SET PROBLEM: Give the number of lines that include the string "accompagnement", nothing more.

[BEGIN]

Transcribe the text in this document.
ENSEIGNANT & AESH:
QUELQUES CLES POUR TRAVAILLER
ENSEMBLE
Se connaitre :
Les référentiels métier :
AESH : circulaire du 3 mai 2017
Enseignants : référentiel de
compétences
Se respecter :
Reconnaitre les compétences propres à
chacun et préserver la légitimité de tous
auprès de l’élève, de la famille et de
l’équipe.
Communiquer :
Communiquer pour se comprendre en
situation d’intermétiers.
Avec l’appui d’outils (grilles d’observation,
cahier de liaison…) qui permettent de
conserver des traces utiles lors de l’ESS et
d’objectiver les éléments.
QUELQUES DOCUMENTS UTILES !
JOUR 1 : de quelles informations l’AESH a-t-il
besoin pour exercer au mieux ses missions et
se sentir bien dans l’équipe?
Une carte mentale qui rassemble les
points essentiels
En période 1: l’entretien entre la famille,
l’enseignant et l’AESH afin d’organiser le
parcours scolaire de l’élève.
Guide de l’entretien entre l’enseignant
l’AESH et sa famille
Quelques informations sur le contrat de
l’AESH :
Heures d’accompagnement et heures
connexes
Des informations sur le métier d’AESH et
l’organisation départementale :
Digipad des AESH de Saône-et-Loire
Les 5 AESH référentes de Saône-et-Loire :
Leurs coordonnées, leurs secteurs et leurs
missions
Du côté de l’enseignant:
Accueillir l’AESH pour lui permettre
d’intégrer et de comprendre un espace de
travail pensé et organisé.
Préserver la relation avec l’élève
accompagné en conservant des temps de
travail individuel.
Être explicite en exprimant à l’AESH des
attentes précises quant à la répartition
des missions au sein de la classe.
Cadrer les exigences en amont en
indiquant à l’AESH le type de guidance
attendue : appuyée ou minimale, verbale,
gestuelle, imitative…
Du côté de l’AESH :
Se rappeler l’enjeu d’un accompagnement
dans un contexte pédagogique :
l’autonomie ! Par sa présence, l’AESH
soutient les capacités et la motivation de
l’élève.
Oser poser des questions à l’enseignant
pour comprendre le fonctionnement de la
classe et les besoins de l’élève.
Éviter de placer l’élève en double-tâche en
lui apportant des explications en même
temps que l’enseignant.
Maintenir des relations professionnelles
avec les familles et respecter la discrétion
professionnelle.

[END]

ANSWER: 2